- Instructions to follow -
Check each line of the entries below for the string "งกฤษ"; copy every line where it appears.

** Start of The data **

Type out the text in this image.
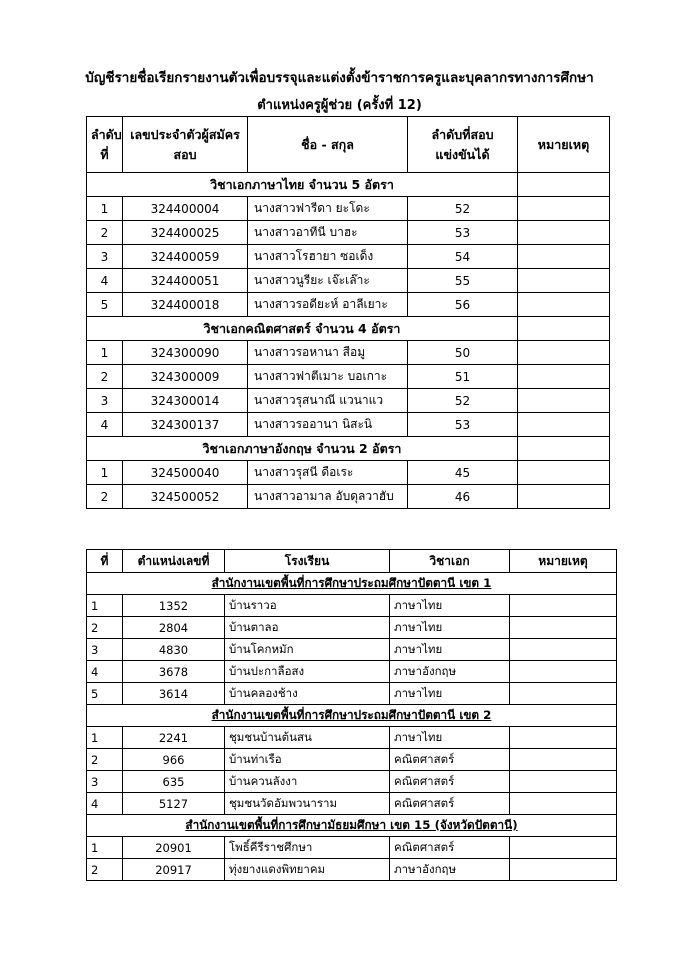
บัญชีรายชื่อเรียกรายงานตัวเพื่อบรรจุและแต่งตั้งข้าราชการครูและบุคลากรทางการศึกษา
ตำแหน่งครูผู้ช่วย (ครั้งที่ 12)
ลำดับที่	เลขประจำตัวผู้สมัครสอบ	ชื่อ - สกุล	ลำดับที่สอบแข่งขันได้	หมายเหตุ
วิชาเอกภาษาไทย จำนวน 5 อัตรา				
1	324400004	นางสาวฟารีดา ยะโดะ	52	
2	324400025	นางสาวอาทีนี บาฮะ	53	
3	324400059	นางสาวโรฮายา ซอเด็ง	54	
4	324400051	นางสาวนูรียะ เจ๊ะเล๊าะ	55	
5	324400018	นางสาวรอดียะห์ อาลีเยาะ	56	
วิชาเอกคณิตศาสตร์ จำนวน 4 อัตรา				
1	324300090	นางสาวรอหานา สือมู	50	
2	324300009	นางสาวฟาตีเมาะ บอเกาะ	51	
3	324300014	นางสาวรุสนาณี แวนาแว	52	
4	324300137	นางสาวรออานา นิสะนิ	53	
วิชาเอกภาษาอังกฤษ จำนวน 2 อัตรา				
1	324500040	นางสาวรุสนี ดือเระ	45	
2	324500052	นางสาวอามาล อับดุลวาฮับ	46	
ที่	ตำแหน่งเลขที่	โรงเรียน	วิชาเอก	หมายเหตุ
สำนักงานเขตพื้นที่การศึกษาประถมศึกษาปัตตานี เขต 1				
1	1352	บ้านราวอ	ภาษาไทย	
2	2804	บ้านตาลอ	ภาษาไทย	
3	4830	บ้านโคกหมัก	ภาษาไทย	
4	3678	บ้านปะกาลือสง	ภาษาอังกฤษ	
5	3614	บ้านคลองช้าง	ภาษาไทย	
สำนักงานเขตพื้นที่การศึกษาประถมศึกษาปัตตานี เขต 2				
1	2241	ชุมชนบ้านต้นสน	ภาษาไทย	
2	966	บ้านท่าเรือ	คณิตศาสตร์	
3	635	บ้านควนลังงา	คณิตศาสตร์	
4	5127	ชุมชนวัดอัมพวนาราม	คณิตศาสตร์	
สำนักงานเขตพื้นที่การศึกษามัธยมศึกษา เขต 15 (จังหวัดปัตตานี)				
1	20901	โพธิ์คีรีราชศึกษา	คณิตศาสตร์	
2	20917	ทุ่งยางแดงพิทยาคม	ภาษาอังกฤษ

** End of The data **

- Problem solution -
วิชาเอกภาษาอังกฤษ จำนวน 2 อัตรา				
4	3678	บ้านปะกาลือสง	ภาษาอังกฤษ	
2	20917	ทุ่งยางแดงพิทยาคม	ภาษาอังกฤษ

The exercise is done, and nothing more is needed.